--- Data for this task ---

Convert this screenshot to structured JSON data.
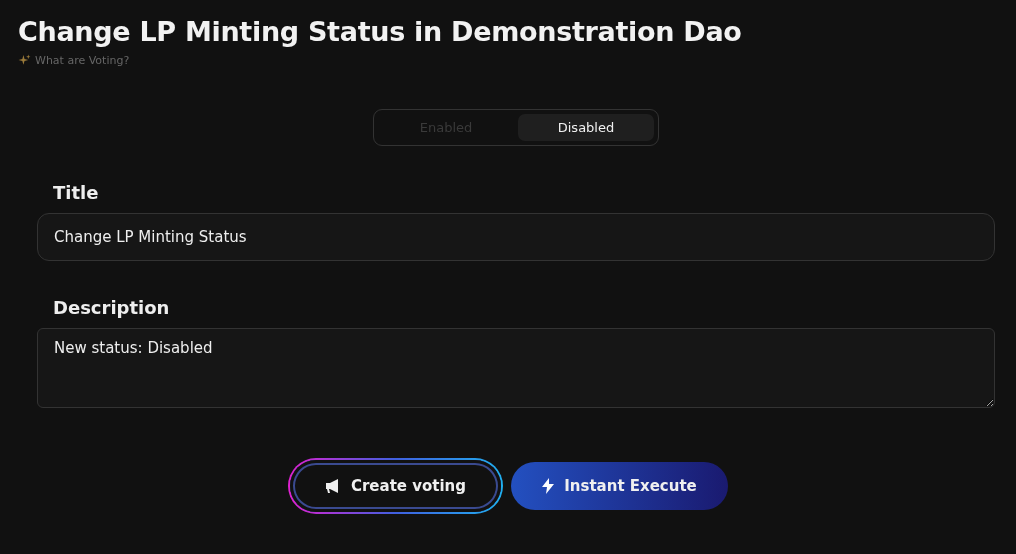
{
  "page": {
    "title": "Change LP Minting Status in Demonstration Dao",
    "help_link": "What are Voting?"
  },
  "status_toggle": [
    {
      "label": "Enabled",
      "selected": false
    },
    {
      "label": "Disabled",
      "selected": true
    }
  ],
  "fields": [
    {
      "kind": "input",
      "label": "Title",
      "value": "Change LP Minting Status"
    },
    {
      "kind": "textarea",
      "label": "Description",
      "value": "New status: Disabled"
    }
  ],
  "buttons": [
    {
      "kind": "outline",
      "label": "Create voting"
    },
    {
      "kind": "filled",
      "label": "Instant Execute"
    }
  ]
}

---

▶ Given request
Each line containing the word "Change" counts once; report the total alone.

▶ Answer in full
2